§ **Raw records**
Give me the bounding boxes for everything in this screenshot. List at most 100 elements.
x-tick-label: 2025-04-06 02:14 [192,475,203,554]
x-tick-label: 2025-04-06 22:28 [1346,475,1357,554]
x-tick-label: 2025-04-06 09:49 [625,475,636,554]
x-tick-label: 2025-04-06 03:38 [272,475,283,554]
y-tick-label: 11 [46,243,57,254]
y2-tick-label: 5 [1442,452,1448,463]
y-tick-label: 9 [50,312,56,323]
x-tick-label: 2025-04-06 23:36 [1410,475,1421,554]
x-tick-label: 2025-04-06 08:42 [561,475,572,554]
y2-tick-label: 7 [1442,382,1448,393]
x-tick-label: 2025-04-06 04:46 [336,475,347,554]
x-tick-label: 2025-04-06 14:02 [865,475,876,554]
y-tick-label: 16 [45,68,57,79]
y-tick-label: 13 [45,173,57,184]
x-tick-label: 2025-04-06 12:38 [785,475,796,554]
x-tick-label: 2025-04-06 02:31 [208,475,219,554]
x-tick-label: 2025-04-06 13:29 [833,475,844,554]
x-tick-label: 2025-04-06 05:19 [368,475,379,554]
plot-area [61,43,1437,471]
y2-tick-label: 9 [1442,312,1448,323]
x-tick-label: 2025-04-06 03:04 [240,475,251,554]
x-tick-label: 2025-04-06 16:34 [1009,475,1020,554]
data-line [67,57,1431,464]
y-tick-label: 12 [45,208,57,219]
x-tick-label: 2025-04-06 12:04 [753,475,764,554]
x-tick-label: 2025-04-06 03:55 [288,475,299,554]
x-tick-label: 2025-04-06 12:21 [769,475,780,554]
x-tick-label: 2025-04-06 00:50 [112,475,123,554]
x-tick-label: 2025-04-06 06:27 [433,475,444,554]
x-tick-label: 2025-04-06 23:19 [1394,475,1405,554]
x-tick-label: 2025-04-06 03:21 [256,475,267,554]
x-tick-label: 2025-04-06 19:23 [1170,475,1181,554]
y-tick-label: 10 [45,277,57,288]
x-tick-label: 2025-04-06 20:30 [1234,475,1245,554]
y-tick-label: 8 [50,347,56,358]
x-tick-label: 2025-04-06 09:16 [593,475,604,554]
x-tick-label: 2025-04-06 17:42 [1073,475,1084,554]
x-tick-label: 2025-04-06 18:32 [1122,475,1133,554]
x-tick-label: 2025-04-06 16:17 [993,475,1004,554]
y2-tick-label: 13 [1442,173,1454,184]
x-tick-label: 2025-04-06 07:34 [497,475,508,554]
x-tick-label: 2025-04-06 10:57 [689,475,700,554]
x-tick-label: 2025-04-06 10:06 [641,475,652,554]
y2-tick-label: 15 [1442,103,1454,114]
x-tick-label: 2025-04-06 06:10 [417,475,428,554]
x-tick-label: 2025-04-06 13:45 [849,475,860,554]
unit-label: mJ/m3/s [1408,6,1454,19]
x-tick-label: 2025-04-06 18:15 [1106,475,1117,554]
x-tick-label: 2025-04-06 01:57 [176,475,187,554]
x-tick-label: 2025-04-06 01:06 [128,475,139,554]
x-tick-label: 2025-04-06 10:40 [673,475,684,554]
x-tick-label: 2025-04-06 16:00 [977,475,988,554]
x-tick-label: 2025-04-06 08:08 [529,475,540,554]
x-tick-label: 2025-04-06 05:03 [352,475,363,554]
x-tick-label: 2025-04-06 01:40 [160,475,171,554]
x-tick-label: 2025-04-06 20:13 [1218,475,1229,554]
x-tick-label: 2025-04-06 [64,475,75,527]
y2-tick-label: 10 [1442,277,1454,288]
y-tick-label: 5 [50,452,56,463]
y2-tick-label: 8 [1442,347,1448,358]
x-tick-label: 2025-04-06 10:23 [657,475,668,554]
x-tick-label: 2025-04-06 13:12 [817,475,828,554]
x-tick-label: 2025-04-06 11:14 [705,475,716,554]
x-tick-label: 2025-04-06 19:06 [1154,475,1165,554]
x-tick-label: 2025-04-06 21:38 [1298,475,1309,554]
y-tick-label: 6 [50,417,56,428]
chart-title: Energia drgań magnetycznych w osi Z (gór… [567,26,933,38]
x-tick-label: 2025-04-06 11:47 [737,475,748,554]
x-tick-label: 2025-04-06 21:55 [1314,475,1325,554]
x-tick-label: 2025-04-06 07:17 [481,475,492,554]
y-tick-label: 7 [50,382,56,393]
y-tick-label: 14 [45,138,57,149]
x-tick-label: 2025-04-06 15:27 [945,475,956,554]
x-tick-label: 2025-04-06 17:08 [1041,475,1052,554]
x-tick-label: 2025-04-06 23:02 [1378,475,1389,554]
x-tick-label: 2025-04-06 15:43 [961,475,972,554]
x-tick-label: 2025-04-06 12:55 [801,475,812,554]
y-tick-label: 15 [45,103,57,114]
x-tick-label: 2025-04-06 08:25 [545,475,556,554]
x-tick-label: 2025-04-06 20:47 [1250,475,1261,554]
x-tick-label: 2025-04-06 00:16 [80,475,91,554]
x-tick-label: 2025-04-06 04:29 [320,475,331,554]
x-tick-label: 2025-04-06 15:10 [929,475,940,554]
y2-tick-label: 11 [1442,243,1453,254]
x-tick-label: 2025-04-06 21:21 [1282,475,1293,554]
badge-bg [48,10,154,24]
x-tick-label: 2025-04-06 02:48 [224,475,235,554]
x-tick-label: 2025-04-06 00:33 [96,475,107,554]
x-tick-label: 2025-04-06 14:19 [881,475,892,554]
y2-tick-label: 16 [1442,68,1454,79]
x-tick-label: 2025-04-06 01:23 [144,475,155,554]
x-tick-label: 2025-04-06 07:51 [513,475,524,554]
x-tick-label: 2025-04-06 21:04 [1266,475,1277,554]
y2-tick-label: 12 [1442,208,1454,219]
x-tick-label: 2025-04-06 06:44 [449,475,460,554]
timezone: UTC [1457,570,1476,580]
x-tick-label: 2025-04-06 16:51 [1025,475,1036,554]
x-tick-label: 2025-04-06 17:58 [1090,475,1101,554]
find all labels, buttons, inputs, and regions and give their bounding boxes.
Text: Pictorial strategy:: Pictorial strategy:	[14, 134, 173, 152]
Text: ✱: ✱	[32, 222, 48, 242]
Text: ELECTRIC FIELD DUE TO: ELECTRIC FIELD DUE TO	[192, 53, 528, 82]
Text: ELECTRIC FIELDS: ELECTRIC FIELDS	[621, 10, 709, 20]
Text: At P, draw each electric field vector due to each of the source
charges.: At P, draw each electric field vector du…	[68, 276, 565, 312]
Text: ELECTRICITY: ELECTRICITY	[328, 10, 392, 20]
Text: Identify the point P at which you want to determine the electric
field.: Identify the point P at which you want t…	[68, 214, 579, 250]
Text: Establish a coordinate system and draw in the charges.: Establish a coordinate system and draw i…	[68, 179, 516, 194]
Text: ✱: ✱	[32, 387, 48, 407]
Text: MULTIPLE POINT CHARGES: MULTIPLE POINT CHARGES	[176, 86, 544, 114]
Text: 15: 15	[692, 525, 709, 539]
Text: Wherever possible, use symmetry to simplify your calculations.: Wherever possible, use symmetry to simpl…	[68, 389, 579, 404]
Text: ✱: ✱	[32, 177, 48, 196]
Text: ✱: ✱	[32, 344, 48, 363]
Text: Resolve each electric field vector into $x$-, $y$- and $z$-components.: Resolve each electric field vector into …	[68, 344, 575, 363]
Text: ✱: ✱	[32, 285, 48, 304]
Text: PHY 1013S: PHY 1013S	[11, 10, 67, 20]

§ **Instructions for the task**
Copy the lines above, swapping "plot-area" for "chart-area" and changing nothing else.

§ **Task solution**
Give me the bounding boxes for everything in this screenshot. List at most 100 elements.
x-tick-label: 2025-04-06 02:14 [192,475,203,554]
x-tick-label: 2025-04-06 22:28 [1346,475,1357,554]
x-tick-label: 2025-04-06 09:49 [625,475,636,554]
x-tick-label: 2025-04-06 03:38 [272,475,283,554]
y-tick-label: 11 [46,243,57,254]
y2-tick-label: 5 [1442,452,1448,463]
y-tick-label: 9 [50,312,56,323]
x-tick-label: 2025-04-06 23:36 [1410,475,1421,554]
x-tick-label: 2025-04-06 08:42 [561,475,572,554]
y2-tick-label: 7 [1442,382,1448,393]
x-tick-label: 2025-04-06 04:46 [336,475,347,554]
x-tick-label: 2025-04-06 14:02 [865,475,876,554]
y-tick-label: 16 [45,68,57,79]
y-tick-label: 13 [45,173,57,184]
x-tick-label: 2025-04-06 12:38 [785,475,796,554]
x-tick-label: 2025-04-06 02:31 [208,475,219,554]
x-tick-label: 2025-04-06 13:29 [833,475,844,554]
x-tick-label: 2025-04-06 05:19 [368,475,379,554]
chart-area [61,43,1437,471]
y2-tick-label: 9 [1442,312,1448,323]
x-tick-label: 2025-04-06 03:04 [240,475,251,554]
x-tick-label: 2025-04-06 16:34 [1009,475,1020,554]
data-line [67,57,1431,464]
y-tick-label: 12 [45,208,57,219]
x-tick-label: 2025-04-06 12:04 [753,475,764,554]
x-tick-label: 2025-04-06 03:55 [288,475,299,554]
x-tick-label: 2025-04-06 12:21 [769,475,780,554]
x-tick-label: 2025-04-06 00:50 [112,475,123,554]
x-tick-label: 2025-04-06 06:27 [433,475,444,554]
x-tick-label: 2025-04-06 23:19 [1394,475,1405,554]
x-tick-label: 2025-04-06 03:21 [256,475,267,554]
x-tick-label: 2025-04-06 19:23 [1170,475,1181,554]
y-tick-label: 10 [45,277,57,288]
x-tick-label: 2025-04-06 20:30 [1234,475,1245,554]
y-tick-label: 8 [50,347,56,358]
x-tick-label: 2025-04-06 09:16 [593,475,604,554]
x-tick-label: 2025-04-06 17:42 [1073,475,1084,554]
x-tick-label: 2025-04-06 18:32 [1122,475,1133,554]
x-tick-label: 2025-04-06 16:17 [993,475,1004,554]
y2-tick-label: 13 [1442,173,1454,184]
x-tick-label: 2025-04-06 07:34 [497,475,508,554]
x-tick-label: 2025-04-06 10:57 [689,475,700,554]
x-tick-label: 2025-04-06 10:06 [641,475,652,554]
y2-tick-label: 15 [1442,103,1454,114]
x-tick-label: 2025-04-06 06:10 [417,475,428,554]
x-tick-label: 2025-04-06 13:45 [849,475,860,554]
unit-label: mJ/m3/s [1408,6,1454,19]
x-tick-label: 2025-04-06 18:15 [1106,475,1117,554]
x-tick-label: 2025-04-06 01:57 [176,475,187,554]
x-tick-label: 2025-04-06 01:06 [128,475,139,554]
x-tick-label: 2025-04-06 10:40 [673,475,684,554]
x-tick-label: 2025-04-06 16:00 [977,475,988,554]
x-tick-label: 2025-04-06 08:08 [529,475,540,554]
x-tick-label: 2025-04-06 05:03 [352,475,363,554]
x-tick-label: 2025-04-06 01:40 [160,475,171,554]
x-tick-label: 2025-04-06 20:13 [1218,475,1229,554]
x-tick-label: 2025-04-06 [64,475,75,527]
y2-tick-label: 10 [1442,277,1454,288]
y-tick-label: 5 [50,452,56,463]
y2-tick-label: 8 [1442,347,1448,358]
x-tick-label: 2025-04-06 10:23 [657,475,668,554]
x-tick-label: 2025-04-06 13:12 [817,475,828,554]
x-tick-label: 2025-04-06 11:14 [705,475,716,554]
x-tick-label: 2025-04-06 19:06 [1154,475,1165,554]
x-tick-label: 2025-04-06 21:38 [1298,475,1309,554]
y-tick-label: 6 [50,417,56,428]
chart-title: Energia drgań magnetycznych w osi Z (gór… [567,26,933,38]
x-tick-label: 2025-04-06 11:47 [737,475,748,554]
x-tick-label: 2025-04-06 21:55 [1314,475,1325,554]
x-tick-label: 2025-04-06 07:17 [481,475,492,554]
y-tick-label: 7 [50,382,56,393]
y-tick-label: 14 [45,138,57,149]
x-tick-label: 2025-04-06 15:27 [945,475,956,554]
x-tick-label: 2025-04-06 17:08 [1041,475,1052,554]
x-tick-label: 2025-04-06 23:02 [1378,475,1389,554]
x-tick-label: 2025-04-06 15:43 [961,475,972,554]
x-tick-label: 2025-04-06 12:55 [801,475,812,554]
y-tick-label: 15 [45,103,57,114]
x-tick-label: 2025-04-06 08:25 [545,475,556,554]
x-tick-label: 2025-04-06 20:47 [1250,475,1261,554]
x-tick-label: 2025-04-06 00:16 [80,475,91,554]
x-tick-label: 2025-04-06 04:29 [320,475,331,554]
x-tick-label: 2025-04-06 15:10 [929,475,940,554]
y2-tick-label: 11 [1442,243,1453,254]
x-tick-label: 2025-04-06 21:21 [1282,475,1293,554]
badge-bg [48,10,154,24]
x-tick-label: 2025-04-06 02:48 [224,475,235,554]
x-tick-label: 2025-04-06 00:33 [96,475,107,554]
x-tick-label: 2025-04-06 14:19 [881,475,892,554]
y2-tick-label: 16 [1442,68,1454,79]
x-tick-label: 2025-04-06 01:23 [144,475,155,554]
x-tick-label: 2025-04-06 07:51 [513,475,524,554]
x-tick-label: 2025-04-06 21:04 [1266,475,1277,554]
y2-tick-label: 12 [1442,208,1454,219]
x-tick-label: 2025-04-06 06:44 [449,475,460,554]
timezone: UTC [1457,570,1476,580]
x-tick-label: 2025-04-06 16:51 [1025,475,1036,554]
x-tick-label: 2025-04-06 17:58 [1090,475,1101,554]
find all labels, buttons, inputs, and regions and give their bounding boxes.
Text: Pictorial strategy:: Pictorial strategy:	[14, 134, 173, 152]
Text: ✱: ✱	[32, 222, 48, 242]
Text: ELECTRIC FIELD DUE TO: ELECTRIC FIELD DUE TO	[192, 53, 528, 82]
Text: ELECTRIC FIELDS: ELECTRIC FIELDS	[621, 10, 709, 20]
Text: At P, draw each electric field vector due to each of the source
charges.: At P, draw each electric field vector du…	[68, 276, 565, 312]
Text: ELECTRICITY: ELECTRICITY	[328, 10, 392, 20]
Text: Identify the point P at which you want to determine the electric
field.: Identify the point P at which you want t…	[68, 214, 579, 250]
Text: Establish a coordinate system and draw in the charges.: Establish a coordinate system and draw i…	[68, 179, 516, 194]
Text: ✱: ✱	[32, 387, 48, 407]
Text: MULTIPLE POINT CHARGES: MULTIPLE POINT CHARGES	[176, 86, 544, 114]
Text: 15: 15	[692, 525, 709, 539]
Text: Wherever possible, use symmetry to simplify your calculations.: Wherever possible, use symmetry to simpl…	[68, 389, 579, 404]
Text: ✱: ✱	[32, 177, 48, 196]
Text: ✱: ✱	[32, 344, 48, 363]
Text: Resolve each electric field vector into $x$-, $y$- and $z$-components.: Resolve each electric field vector into …	[68, 344, 575, 363]
Text: ✱: ✱	[32, 285, 48, 304]
Text: PHY 1013S: PHY 1013S	[11, 10, 67, 20]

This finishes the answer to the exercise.